EXERCISE
Among the records that follow, count the lines with the string "both"; report only that count.

DATA ENTRIES
◇ ◇ ◇ ◇ ◇ ◇ ◇
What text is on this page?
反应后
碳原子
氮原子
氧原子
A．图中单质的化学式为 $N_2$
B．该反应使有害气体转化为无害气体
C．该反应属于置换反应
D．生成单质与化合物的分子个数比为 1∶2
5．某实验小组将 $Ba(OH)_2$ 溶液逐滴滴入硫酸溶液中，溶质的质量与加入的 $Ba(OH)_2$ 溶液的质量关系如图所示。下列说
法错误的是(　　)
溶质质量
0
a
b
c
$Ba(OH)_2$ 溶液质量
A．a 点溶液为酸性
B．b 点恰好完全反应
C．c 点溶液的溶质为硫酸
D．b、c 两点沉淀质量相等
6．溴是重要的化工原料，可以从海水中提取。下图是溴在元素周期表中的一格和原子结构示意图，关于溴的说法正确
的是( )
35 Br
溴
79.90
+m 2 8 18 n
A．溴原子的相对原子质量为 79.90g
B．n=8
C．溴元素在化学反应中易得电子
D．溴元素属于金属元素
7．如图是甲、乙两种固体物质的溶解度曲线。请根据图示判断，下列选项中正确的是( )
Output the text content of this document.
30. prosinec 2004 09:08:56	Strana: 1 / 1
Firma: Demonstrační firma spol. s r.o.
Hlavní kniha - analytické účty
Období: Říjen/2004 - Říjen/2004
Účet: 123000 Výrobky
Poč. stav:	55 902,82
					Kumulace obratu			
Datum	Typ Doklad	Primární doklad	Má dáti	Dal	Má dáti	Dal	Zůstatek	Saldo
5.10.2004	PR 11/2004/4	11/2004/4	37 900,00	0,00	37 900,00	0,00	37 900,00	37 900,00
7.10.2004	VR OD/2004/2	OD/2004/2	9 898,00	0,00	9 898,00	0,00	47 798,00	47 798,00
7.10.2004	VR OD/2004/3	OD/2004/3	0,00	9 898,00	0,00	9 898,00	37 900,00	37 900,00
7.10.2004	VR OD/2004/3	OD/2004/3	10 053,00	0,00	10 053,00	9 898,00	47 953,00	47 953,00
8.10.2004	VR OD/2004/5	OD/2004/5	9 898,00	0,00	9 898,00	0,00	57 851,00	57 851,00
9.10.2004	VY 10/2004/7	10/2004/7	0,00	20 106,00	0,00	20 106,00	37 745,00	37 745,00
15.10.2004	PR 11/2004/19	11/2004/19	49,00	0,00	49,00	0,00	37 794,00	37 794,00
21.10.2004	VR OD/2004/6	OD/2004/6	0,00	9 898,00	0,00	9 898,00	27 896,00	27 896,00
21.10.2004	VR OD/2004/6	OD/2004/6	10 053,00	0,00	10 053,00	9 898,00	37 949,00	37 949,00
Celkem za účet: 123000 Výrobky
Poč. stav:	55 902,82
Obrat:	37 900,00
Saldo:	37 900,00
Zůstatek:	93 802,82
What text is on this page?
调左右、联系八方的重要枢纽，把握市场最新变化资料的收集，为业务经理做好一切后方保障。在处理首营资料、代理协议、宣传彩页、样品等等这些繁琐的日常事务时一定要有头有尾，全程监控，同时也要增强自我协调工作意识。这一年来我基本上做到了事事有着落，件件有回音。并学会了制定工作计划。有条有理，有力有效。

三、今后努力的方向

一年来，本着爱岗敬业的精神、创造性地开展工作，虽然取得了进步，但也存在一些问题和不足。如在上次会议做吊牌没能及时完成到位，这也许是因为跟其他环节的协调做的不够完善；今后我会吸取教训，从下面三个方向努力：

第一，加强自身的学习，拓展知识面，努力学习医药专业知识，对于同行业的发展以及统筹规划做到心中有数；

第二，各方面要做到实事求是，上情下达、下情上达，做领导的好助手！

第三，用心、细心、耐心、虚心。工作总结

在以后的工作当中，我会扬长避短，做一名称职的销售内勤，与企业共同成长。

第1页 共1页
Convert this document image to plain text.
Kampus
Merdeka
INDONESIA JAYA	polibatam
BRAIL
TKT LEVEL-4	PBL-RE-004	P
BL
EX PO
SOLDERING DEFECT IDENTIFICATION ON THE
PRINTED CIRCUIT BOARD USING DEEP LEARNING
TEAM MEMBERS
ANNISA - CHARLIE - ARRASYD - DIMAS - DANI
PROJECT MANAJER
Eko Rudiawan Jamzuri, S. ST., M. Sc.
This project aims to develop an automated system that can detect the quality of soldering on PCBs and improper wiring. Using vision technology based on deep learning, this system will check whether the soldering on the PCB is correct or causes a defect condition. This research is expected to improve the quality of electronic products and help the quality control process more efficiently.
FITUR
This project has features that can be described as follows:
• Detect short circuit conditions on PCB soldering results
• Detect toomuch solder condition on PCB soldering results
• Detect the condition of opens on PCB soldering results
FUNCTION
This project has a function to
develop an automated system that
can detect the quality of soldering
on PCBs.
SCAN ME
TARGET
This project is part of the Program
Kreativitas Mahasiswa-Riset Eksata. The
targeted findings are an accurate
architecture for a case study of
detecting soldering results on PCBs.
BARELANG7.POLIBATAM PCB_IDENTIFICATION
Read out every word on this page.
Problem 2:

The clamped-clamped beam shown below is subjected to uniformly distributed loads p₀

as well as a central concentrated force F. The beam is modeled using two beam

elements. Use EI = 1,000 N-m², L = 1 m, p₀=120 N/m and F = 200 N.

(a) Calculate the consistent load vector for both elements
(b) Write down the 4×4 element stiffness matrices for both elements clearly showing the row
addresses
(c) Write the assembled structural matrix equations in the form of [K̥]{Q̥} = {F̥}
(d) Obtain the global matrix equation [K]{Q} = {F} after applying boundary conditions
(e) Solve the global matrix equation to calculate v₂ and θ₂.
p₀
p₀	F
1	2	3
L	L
◇ ◇ ◇ ◇ ◇ ◇ ◇
RESULT OF THE EXERCISE
2